WHAT IS BEING ASKED: Transcribe the full listing below exactly.

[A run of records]
━━━━━━

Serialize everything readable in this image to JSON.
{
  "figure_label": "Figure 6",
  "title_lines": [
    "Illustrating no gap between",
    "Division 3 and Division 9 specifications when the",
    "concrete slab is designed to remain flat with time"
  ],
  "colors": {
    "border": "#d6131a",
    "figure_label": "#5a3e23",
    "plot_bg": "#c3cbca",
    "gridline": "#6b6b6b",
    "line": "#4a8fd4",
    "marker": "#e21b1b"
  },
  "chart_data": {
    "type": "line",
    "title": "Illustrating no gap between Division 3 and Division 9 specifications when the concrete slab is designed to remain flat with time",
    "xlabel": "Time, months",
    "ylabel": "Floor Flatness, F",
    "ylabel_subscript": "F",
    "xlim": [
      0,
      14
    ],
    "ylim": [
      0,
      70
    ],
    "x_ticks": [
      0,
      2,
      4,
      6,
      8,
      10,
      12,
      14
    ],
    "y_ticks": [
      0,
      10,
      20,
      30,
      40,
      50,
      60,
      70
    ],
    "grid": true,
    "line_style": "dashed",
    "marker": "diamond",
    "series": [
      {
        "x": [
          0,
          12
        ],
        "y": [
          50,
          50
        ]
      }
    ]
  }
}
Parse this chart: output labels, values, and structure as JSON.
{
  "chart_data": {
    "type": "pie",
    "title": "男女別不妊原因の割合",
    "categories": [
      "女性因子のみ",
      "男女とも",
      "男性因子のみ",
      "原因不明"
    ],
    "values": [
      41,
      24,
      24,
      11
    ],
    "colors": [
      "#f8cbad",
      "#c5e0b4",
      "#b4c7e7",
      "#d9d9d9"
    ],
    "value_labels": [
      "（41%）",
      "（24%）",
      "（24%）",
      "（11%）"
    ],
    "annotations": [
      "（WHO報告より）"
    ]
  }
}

━━━━━━

THE SOLUTION:
Serialize everything readable in this image to JSON.
{
  "figure_label": "Figure 6",
  "title_lines": [
    "Illustrating no gap between",
    "Division 3 and Division 9 specifications when the",
    "concrete slab is designed to remain flat with time"
  ],
  "colors": {
    "border": "#d6131a",
    "figure_label": "#5a3e23",
    "plot_bg": "#c3cbca",
    "gridline": "#6b6b6b",
    "line": "#4a8fd4",
    "marker": "#e21b1b"
  },
  "chart_data": {
    "type": "line",
    "title": "Illustrating no gap between Division 3 and Division 9 specifications when the concrete slab is designed to remain flat with time",
    "xlabel": "Time, months",
    "ylabel": "Floor Flatness, F",
    "ylabel_subscript": "F",
    "xlim": [
      0,
      14
    ],
    "ylim": [
      0,
      70
    ],
    "x_ticks": [
      0,
      2,
      4,
      6,
      8,
      10,
      12,
      14
    ],
    "y_ticks": [
      0,
      10,
      20,
      30,
      40,
      50,
      60,
      70
    ],
    "grid": true,
    "line_style": "dashed",
    "marker": "diamond",
    "series": [
      {
        "x": [
          0,
          12
        ],
        "y": [
          50,
          50
        ]
      }
    ]
  }
}
Parse this chart: output labels, values, and structure as JSON.
{
  "chart_data": {
    "type": "pie",
    "title": "男女別不妊原因の割合",
    "categories": [
      "女性因子のみ",
      "男女とも",
      "男性因子のみ",
      "原因不明"
    ],
    "values": [
      41,
      24,
      24,
      11
    ],
    "colors": [
      "#f8cbad",
      "#c5e0b4",
      "#b4c7e7",
      "#d9d9d9"
    ],
    "value_labels": [
      "（41%）",
      "（24%）",
      "（24%）",
      "（11%）"
    ],
    "annotations": [
      "（WHO報告より）"
    ]
  }
}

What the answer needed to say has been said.